» PROVIDED INFORMATION
◆ ◆ ◆ ◆ ◆ ◆ ◆
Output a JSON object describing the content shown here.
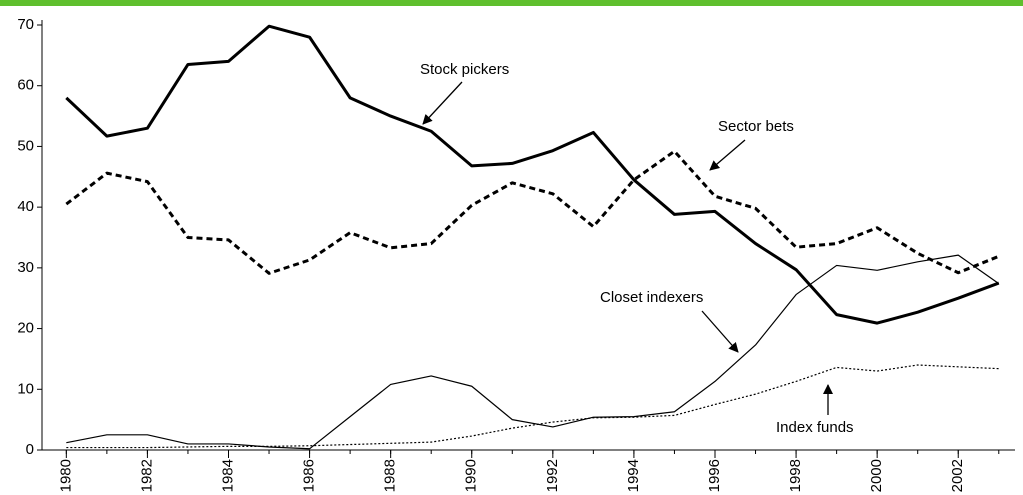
{
  "chart_data": {
    "type": "line",
    "x": [
      1980,
      1981,
      1982,
      1983,
      1984,
      1985,
      1986,
      1987,
      1988,
      1989,
      1990,
      1991,
      1992,
      1993,
      1994,
      1995,
      1996,
      1997,
      1998,
      1999,
      2000,
      2001,
      2002,
      2003
    ],
    "xlim": [
      1979.4,
      2003.4
    ],
    "xticks": [
      1980,
      1982,
      1984,
      1986,
      1988,
      1990,
      1992,
      1994,
      1996,
      1998,
      2000,
      2002
    ],
    "ylim": [
      0,
      70
    ],
    "yticks": [
      0,
      10,
      20,
      30,
      40,
      50,
      60,
      70
    ],
    "series": [
      {
        "name": "Stock pickers",
        "color": "#000000",
        "line_style": "solid",
        "line_width": 3,
        "values": [
          58,
          51.7,
          53,
          63.5,
          64,
          69.8,
          68,
          58,
          55,
          52.5,
          46.8,
          47.2,
          49.3,
          52.3,
          44.5,
          38.8,
          39.3,
          34,
          29.7,
          22.3,
          20.9,
          22.7,
          25,
          27.5
        ]
      },
      {
        "name": "Sector bets",
        "color": "#000000",
        "line_style": "dashed",
        "line_width": 3,
        "values": [
          40.5,
          45.6,
          44.2,
          35,
          34.6,
          29.1,
          31.3,
          35.8,
          33.3,
          34,
          40.3,
          44,
          42.2,
          36.8,
          44.5,
          49.2,
          41.8,
          39.8,
          33.4,
          34,
          36.6,
          32.4,
          29.2,
          31.9
        ]
      },
      {
        "name": "Closet indexers",
        "color": "#000000",
        "line_style": "solid",
        "line_width": 1.2,
        "values": [
          1.2,
          2.5,
          2.5,
          1,
          1,
          0.5,
          0.2,
          5.5,
          10.8,
          12.2,
          10.5,
          5,
          3.8,
          5.4,
          5.5,
          6.3,
          11.3,
          17.3,
          25.6,
          30.4,
          29.6,
          31,
          32.1,
          27.4
        ]
      },
      {
        "name": "Index funds",
        "color": "#000000",
        "line_style": "dotted",
        "line_width": 1.2,
        "values": [
          0.4,
          0.4,
          0.4,
          0.5,
          0.6,
          0.6,
          0.7,
          0.9,
          1.1,
          1.3,
          2.3,
          3.6,
          4.6,
          5.3,
          5.4,
          5.7,
          7.5,
          9.2,
          11.3,
          13.6,
          13,
          14,
          13.7,
          13.4
        ]
      }
    ],
    "header_color": "#5fbf2e"
  }
}
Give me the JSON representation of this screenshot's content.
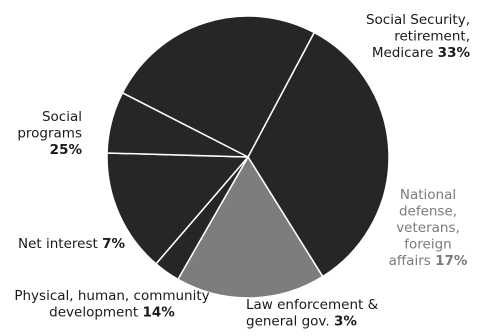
{
  "chart_data": {
    "type": "pie",
    "title": "",
    "slices": [
      {
        "lines": [
          "Social Security,",
          "retirement,",
          "Medicare"
        ],
        "pct_text": "33%",
        "value": 33,
        "color": "#262626",
        "label_color": "#1a1a1a"
      },
      {
        "lines": [
          "National",
          "defense,",
          "veterans,",
          "foreign",
          "affairs"
        ],
        "pct_text": "17%",
        "value": 17,
        "color": "#7d7d7d",
        "label_color": "#7a7a7a"
      },
      {
        "lines": [
          "Law enforcement &",
          "general gov."
        ],
        "pct_text": "3%",
        "value": 3,
        "color": "#262626",
        "label_color": "#1a1a1a"
      },
      {
        "lines": [
          "Physical, human, community",
          "development"
        ],
        "pct_text": "14%",
        "value": 14,
        "color": "#262626",
        "label_color": "#1a1a1a"
      },
      {
        "lines": [
          "Net interest"
        ],
        "pct_text": "7%",
        "value": 7,
        "color": "#262626",
        "label_color": "#1a1a1a"
      },
      {
        "lines": [
          "Social",
          "programs"
        ],
        "pct_text": "25%",
        "value": 25,
        "color": "#262626",
        "label_color": "#1a1a1a"
      }
    ]
  }
}
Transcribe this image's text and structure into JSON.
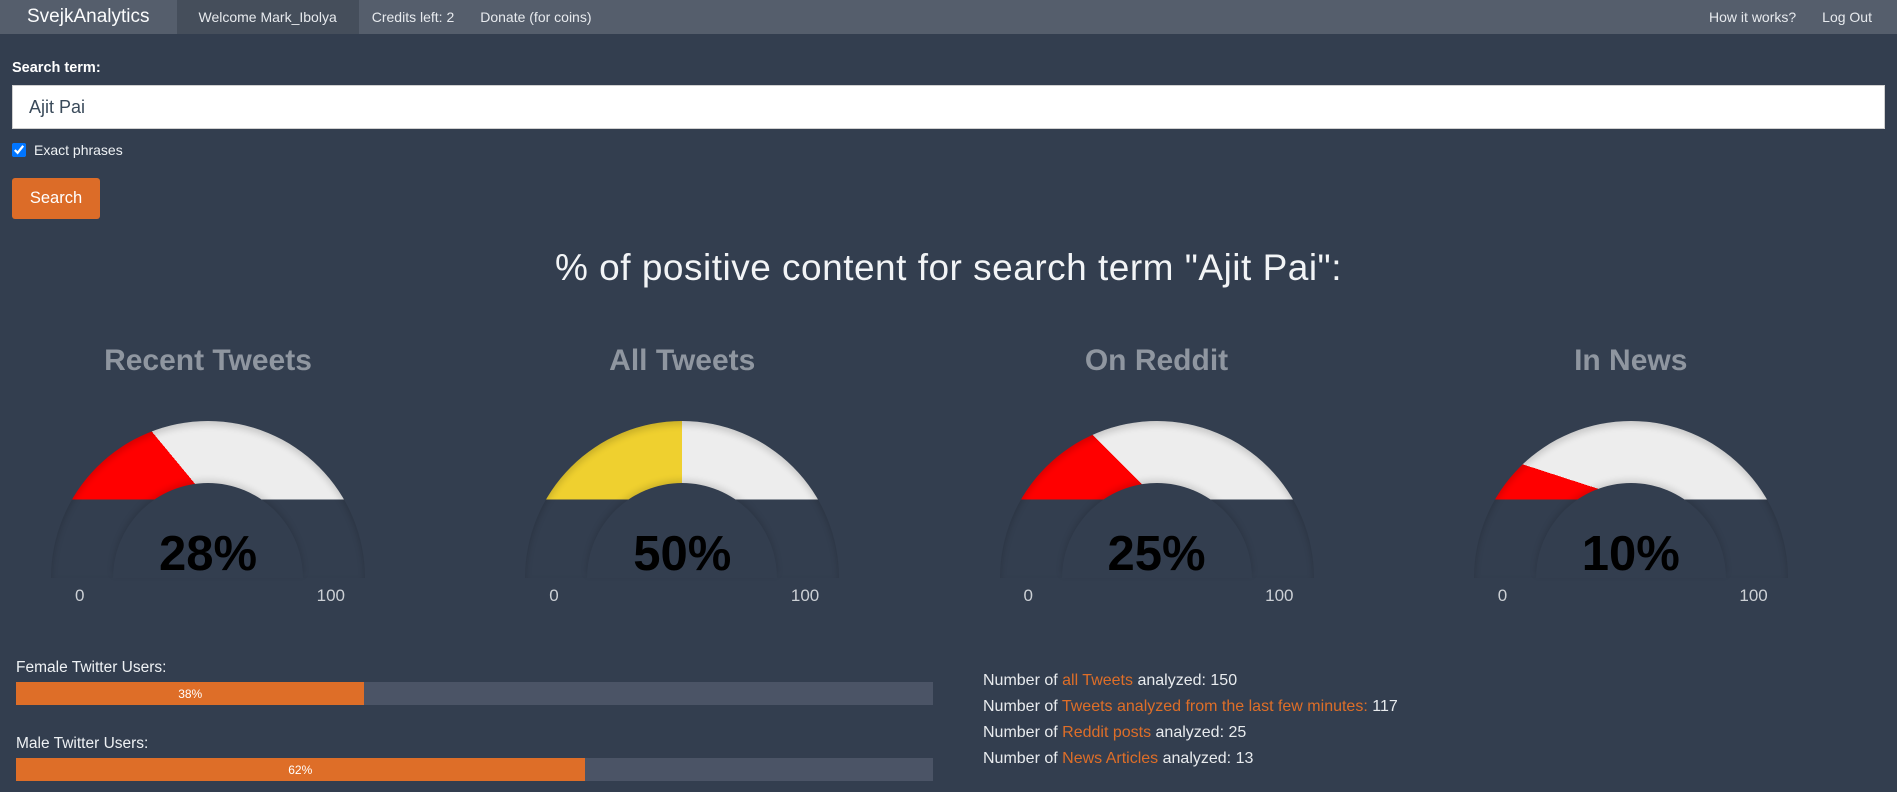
{
  "navbar": {
    "brand": "SvejkAnalytics",
    "items": [
      {
        "label": "Welcome Mark_Ibolya",
        "active": true
      },
      {
        "label": "Credits left: 2",
        "active": false
      },
      {
        "label": "Donate (for coins)",
        "active": false
      }
    ],
    "right_items": [
      {
        "label": "How it works?"
      },
      {
        "label": "Log Out"
      }
    ]
  },
  "search": {
    "label": "Search term:",
    "value": "Ajit Pai",
    "checkbox_label": "Exact phrases",
    "checkbox_checked": true,
    "button_label": "Search"
  },
  "heading": "% of positive content for search term \"Ajit Pai\":",
  "colors": {
    "page_background": "#333e4f",
    "navbar_background": "#555e6c",
    "navbar_active_background": "#454e5b",
    "accent_orange": "#de6e28",
    "gauge_track": "#ededed",
    "gauge_red": "#ff0000",
    "gauge_yellow": "#efd02f",
    "bar_track": "#4b5466"
  },
  "chart_data": [
    {
      "type": "gauge",
      "title": "Recent Tweets",
      "value": 28,
      "display": "28%",
      "min": 0,
      "max": 100,
      "color": "#ff0000"
    },
    {
      "type": "gauge",
      "title": "All Tweets",
      "value": 50,
      "display": "50%",
      "min": 0,
      "max": 100,
      "color": "#efd02f"
    },
    {
      "type": "gauge",
      "title": "On Reddit",
      "value": 25,
      "display": "25%",
      "min": 0,
      "max": 100,
      "color": "#ff0000"
    },
    {
      "type": "gauge",
      "title": "In News",
      "value": 10,
      "display": "10%",
      "min": 0,
      "max": 100,
      "color": "#ff0000"
    }
  ],
  "gauges": {
    "min_label": "0",
    "max_label": "100"
  },
  "demographics": {
    "items": [
      {
        "label": "Female Twitter Users:",
        "percent": 38,
        "display": "38%"
      },
      {
        "label": "Male Twitter Users:",
        "percent": 62,
        "display": "62%"
      }
    ]
  },
  "stats": {
    "rows": [
      {
        "prefix": "Number of ",
        "link": "all Tweets",
        "suffix": " analyzed: ",
        "value": "150"
      },
      {
        "prefix": "Number of ",
        "link": "Tweets analyzed from the last few minutes:",
        "suffix": " ",
        "value": "117"
      },
      {
        "prefix": "Number of ",
        "link": "Reddit posts",
        "suffix": " analyzed: ",
        "value": "25"
      },
      {
        "prefix": "Number of ",
        "link": "News Articles",
        "suffix": " analyzed: ",
        "value": "13"
      }
    ]
  }
}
◆ ◆ ◆ ◆ ◆ ◆ ◆
» WHAT TO WORK ON
Make an exact copy of every record, pictures excluded.

» SOLUTION TO THE EXERCISE
Output a JSON object describing the content shown here.
{
  "chart_data": {
    "type": "line",
    "x": [
      1980,
      1981,
      1982,
      1983,
      1984,
      1985,
      1986,
      1987,
      1988,
      1989,
      1990,
      1991,
      1992,
      1993,
      1994,
      1995,
      1996,
      1997,
      1998,
      1999,
      2000,
      2001,
      2002,
      2003
    ],
    "xlim": [
      1979.4,
      2003.4
    ],
    "xticks": [
      1980,
      1982,
      1984,
      1986,
      1988,
      1990,
      1992,
      1994,
      1996,
      1998,
      2000,
      2002
    ],
    "ylim": [
      0,
      70
    ],
    "yticks": [
      0,
      10,
      20,
      30,
      40,
      50,
      60,
      70
    ],
    "series": [
      {
        "name": "Stock pickers",
        "color": "#000000",
        "line_style": "solid",
        "line_width": 3,
        "values": [
          58,
          51.7,
          53,
          63.5,
          64,
          69.8,
          68,
          58,
          55,
          52.5,
          46.8,
          47.2,
          49.3,
          52.3,
          44.5,
          38.8,
          39.3,
          34,
          29.7,
          22.3,
          20.9,
          22.7,
          25,
          27.5
        ]
      },
      {
        "name": "Sector bets",
        "color": "#000000",
        "line_style": "dashed",
        "line_width": 3,
        "values": [
          40.5,
          45.6,
          44.2,
          35,
          34.6,
          29.1,
          31.3,
          35.8,
          33.3,
          34,
          40.3,
          44,
          42.2,
          36.8,
          44.5,
          49.2,
          41.8,
          39.8,
          33.4,
          34,
          36.6,
          32.4,
          29.2,
          31.9
        ]
      },
      {
        "name": "Closet indexers",
        "color": "#000000",
        "line_style": "solid",
        "line_width": 1.2,
        "values": [
          1.2,
          2.5,
          2.5,
          1,
          1,
          0.5,
          0.2,
          5.5,
          10.8,
          12.2,
          10.5,
          5,
          3.8,
          5.4,
          5.5,
          6.3,
          11.3,
          17.3,
          25.6,
          30.4,
          29.6,
          31,
          32.1,
          27.4
        ]
      },
      {
        "name": "Index funds",
        "color": "#000000",
        "line_style": "dotted",
        "line_width": 1.2,
        "values": [
          0.4,
          0.4,
          0.4,
          0.5,
          0.6,
          0.6,
          0.7,
          0.9,
          1.1,
          1.3,
          2.3,
          3.6,
          4.6,
          5.3,
          5.4,
          5.7,
          7.5,
          9.2,
          11.3,
          13.6,
          13,
          14,
          13.7,
          13.4
        ]
      }
    ],
    "header_color": "#5fbf2e"
  }
}
Give me the JSON representation of this screenshot's content.
{
  "chart_data": {
    "type": "pie",
    "title": "",
    "slices": [
      {
        "lines": [
          "Social Security,",
          "retirement,",
          "Medicare"
        ],
        "pct_text": "33%",
        "value": 33,
        "color": "#262626",
        "label_color": "#1a1a1a"
      },
      {
        "lines": [
          "National",
          "defense,",
          "veterans,",
          "foreign",
          "affairs"
        ],
        "pct_text": "17%",
        "value": 17,
        "color": "#7d7d7d",
        "label_color": "#7a7a7a"
      },
      {
        "lines": [
          "Law enforcement &",
          "general gov."
        ],
        "pct_text": "3%",
        "value": 3,
        "color": "#262626",
        "label_color": "#1a1a1a"
      },
      {
        "lines": [
          "Physical, human, community",
          "development"
        ],
        "pct_text": "14%",
        "value": 14,
        "color": "#262626",
        "label_color": "#1a1a1a"
      },
      {
        "lines": [
          "Net interest"
        ],
        "pct_text": "7%",
        "value": 7,
        "color": "#262626",
        "label_color": "#1a1a1a"
      },
      {
        "lines": [
          "Social",
          "programs"
        ],
        "pct_text": "25%",
        "value": 25,
        "color": "#262626",
        "label_color": "#1a1a1a"
      }
    ]
  }
}
Transcribe this image's text and structure into JSON.
{
  "navbar": {
    "brand": "SvejkAnalytics",
    "items": [
      {
        "label": "Welcome Mark_Ibolya",
        "active": true
      },
      {
        "label": "Credits left: 2",
        "active": false
      },
      {
        "label": "Donate (for coins)",
        "active": false
      }
    ],
    "right_items": [
      {
        "label": "How it works?"
      },
      {
        "label": "Log Out"
      }
    ]
  },
  "search": {
    "label": "Search term:",
    "value": "Ajit Pai",
    "checkbox_label": "Exact phrases",
    "checkbox_checked": true,
    "button_label": "Search"
  },
  "heading": "% of positive content for search term \"Ajit Pai\":",
  "colors": {
    "page_background": "#333e4f",
    "navbar_background": "#555e6c",
    "navbar_active_background": "#454e5b",
    "accent_orange": "#de6e28",
    "gauge_track": "#ededed",
    "gauge_red": "#ff0000",
    "gauge_yellow": "#efd02f",
    "bar_track": "#4b5466"
  },
  "chart_data": [
    {
      "type": "gauge",
      "title": "Recent Tweets",
      "value": 28,
      "display": "28%",
      "min": 0,
      "max": 100,
      "color": "#ff0000"
    },
    {
      "type": "gauge",
      "title": "All Tweets",
      "value": 50,
      "display": "50%",
      "min": 0,
      "max": 100,
      "color": "#efd02f"
    },
    {
      "type": "gauge",
      "title": "On Reddit",
      "value": 25,
      "display": "25%",
      "min": 0,
      "max": 100,
      "color": "#ff0000"
    },
    {
      "type": "gauge",
      "title": "In News",
      "value": 10,
      "display": "10%",
      "min": 0,
      "max": 100,
      "color": "#ff0000"
    }
  ],
  "gauges": {
    "min_label": "0",
    "max_label": "100"
  },
  "demographics": {
    "items": [
      {
        "label": "Female Twitter Users:",
        "percent": 38,
        "display": "38%"
      },
      {
        "label": "Male Twitter Users:",
        "percent": 62,
        "display": "62%"
      }
    ]
  },
  "stats": {
    "rows": [
      {
        "prefix": "Number of ",
        "link": "all Tweets",
        "suffix": " analyzed: ",
        "value": "150"
      },
      {
        "prefix": "Number of ",
        "link": "Tweets analyzed from the last few minutes:",
        "suffix": " ",
        "value": "117"
      },
      {
        "prefix": "Number of ",
        "link": "Reddit posts",
        "suffix": " analyzed: ",
        "value": "25"
      },
      {
        "prefix": "Number of ",
        "link": "News Articles",
        "suffix": " analyzed: ",
        "value": "13"
      }
    ]
  }
}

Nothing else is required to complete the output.